■ What the task asks ■
Output each entry that follows exactly. Images stay out.

■ Data records ■
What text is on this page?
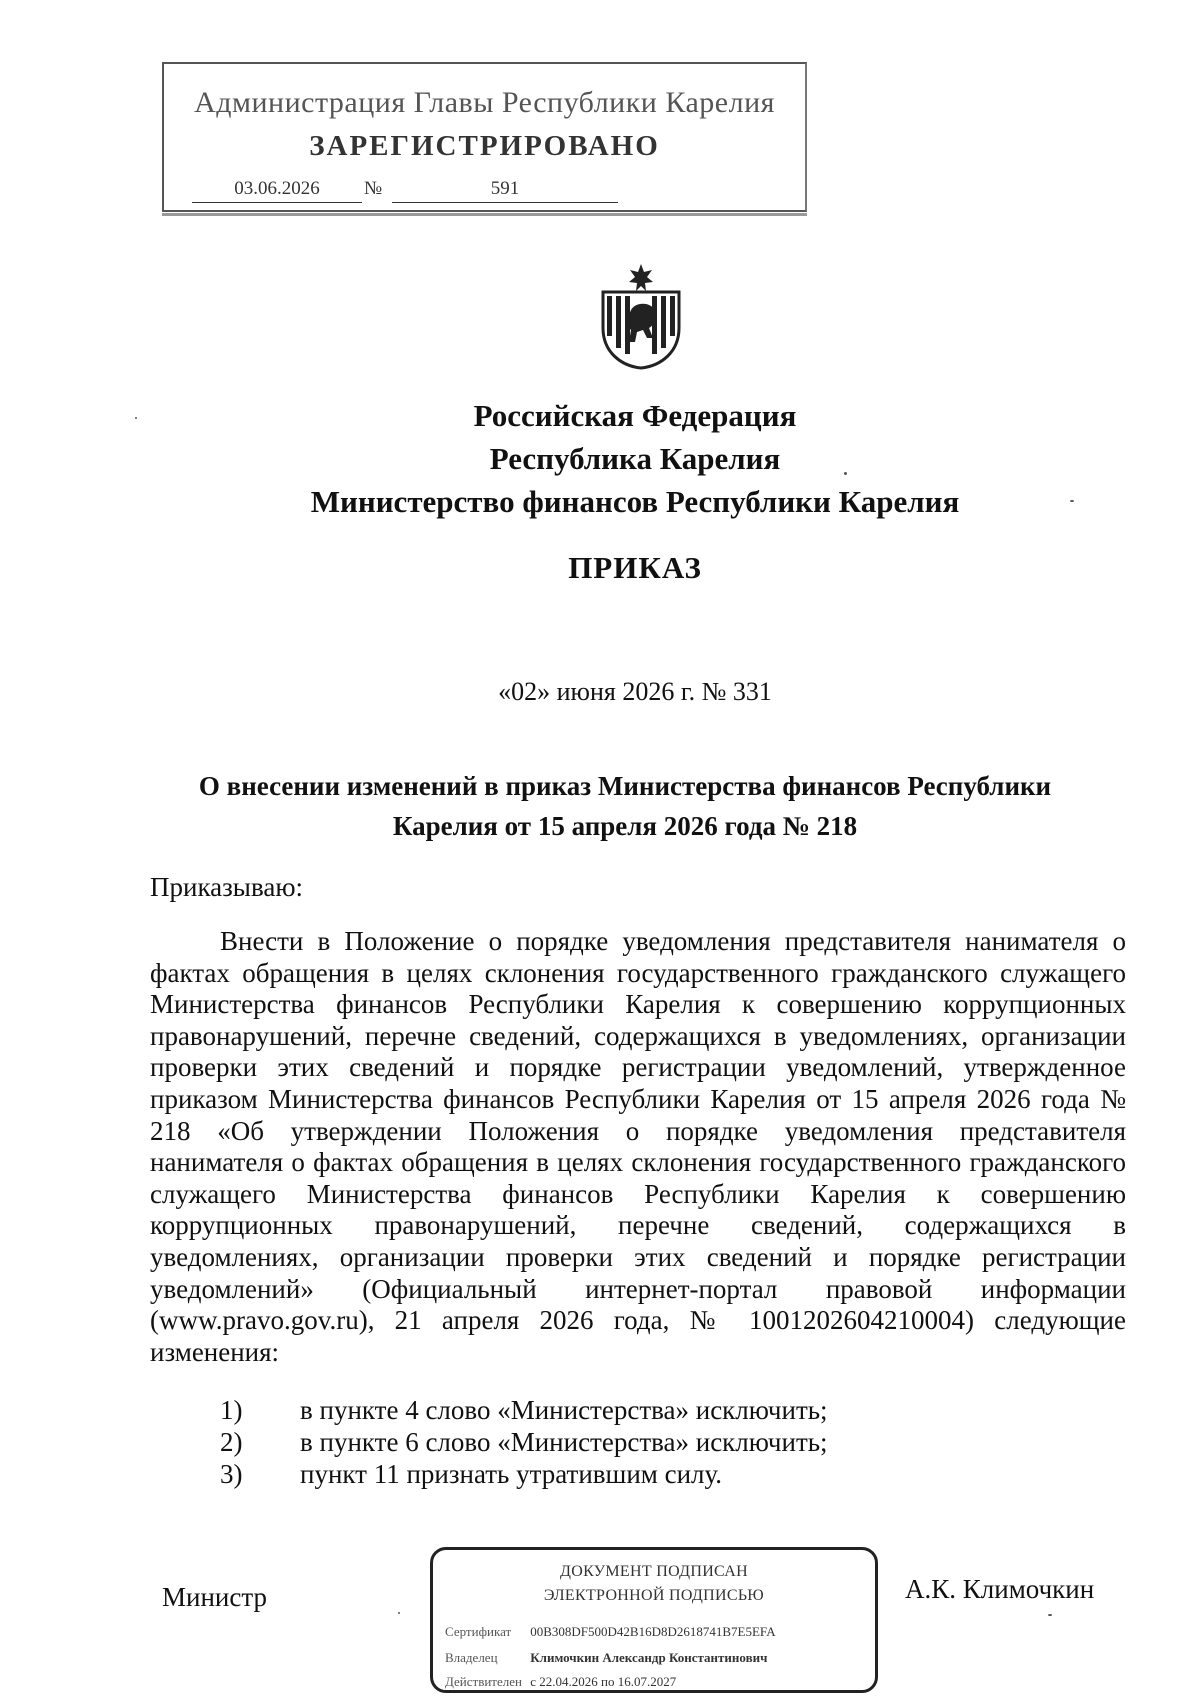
Администрация Главы Республики Карелия
ЗАРЕГИСТРИРОВАНО
03.06.2026	№	591
Российская Федерация
Республика Карелия
Министерство финансов Республики Карелия
ПРИКАЗ
«02» июня 2026 г. № 331
О внесении изменений в приказ Министерства финансов Республики
Карелия от 15 апреля 2026 года № 218
Приказываю:
Внести в Положение о порядке уведомления представителя нанимателя о фактах обращения в целях склонения государственного гражданского служащего Министерства финансов Республики Карелия к совершению коррупционных правонарушений, перечне сведений, содержащихся в уведомлениях, организации проверки этих сведений и порядке регистрации уведомлений, утвержденное приказом Министерства финансов Республики Карелия от 15 апреля 2026 года № 218 «Об утверждении Положения о порядке уведомления представителя нанимателя о фактах обращения в целях склонения государственного гражданского служащего Министерства финансов Республики Карелия к совершению коррупционных правонарушений, перечне сведений, содержащихся в уведомлениях, организации проверки этих сведений и порядке регистрации уведомлений» (Официальный интернет-портал правовой информации (www.pravo.gov.ru), 21 апреля 2026 года, № 1001202604210004) следующие изменения:
1)	в пункте 4 слово «Министерства» исключить;
2)	в пункте 6 слово «Министерства» исключить;
3)	пункт 11 признать утратившим силу.
Министр
ДОКУМЕНТ ПОДПИСАН
ЭЛЕКТРОННОЙ ПОДПИСЬЮ
Сертификат 00B308DF500D42B16D8D2618741B7E5EFA
Владелец	Климочкин Александр Константинович
Действителен с 22.04.2026 по 16.07.2027
А.К. Климочкин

■ Output for this exercise ■
What text is on this page?
Администрация Главы Республики Карелия
ЗАРЕГИСТРИРОВАНО
03.06.2026	№	591
Российская Федерация
Республика Карелия
Министерство финансов Республики Карелия
ПРИКАЗ
«02» июня 2026 г. № 331
О внесении изменений в приказ Министерства финансов Республики
Карелия от 15 апреля 2026 года № 218
Приказываю:
Внести в Положение о порядке уведомления представителя нанимателя о фактах обращения в целях склонения государственного гражданского служащего Министерства финансов Республики Карелия к совершению коррупционных правонарушений, перечне сведений, содержащихся в уведомлениях, организации проверки этих сведений и порядке регистрации уведомлений, утвержденное приказом Министерства финансов Республики Карелия от 15 апреля 2026 года № 218 «Об утверждении Положения о порядке уведомления представителя нанимателя о фактах обращения в целях склонения государственного гражданского служащего Министерства финансов Республики Карелия к совершению коррупционных правонарушений, перечне сведений, содержащихся в уведомлениях, организации проверки этих сведений и порядке регистрации уведомлений» (Официальный интернет-портал правовой информации (www.pravo.gov.ru), 21 апреля 2026 года, № 1001202604210004) следующие изменения:
1)	в пункте 4 слово «Министерства» исключить;
2)	в пункте 6 слово «Министерства» исключить;
3)	пункт 11 признать утратившим силу.
Министр
ДОКУМЕНТ ПОДПИСАН
ЭЛЕКТРОННОЙ ПОДПИСЬЮ
Сертификат 00B308DF500D42B16D8D2618741B7E5EFA
Владелец	Климочкин Александр Константинович
Действителен с 22.04.2026 по 16.07.2027
А.К. Климочкин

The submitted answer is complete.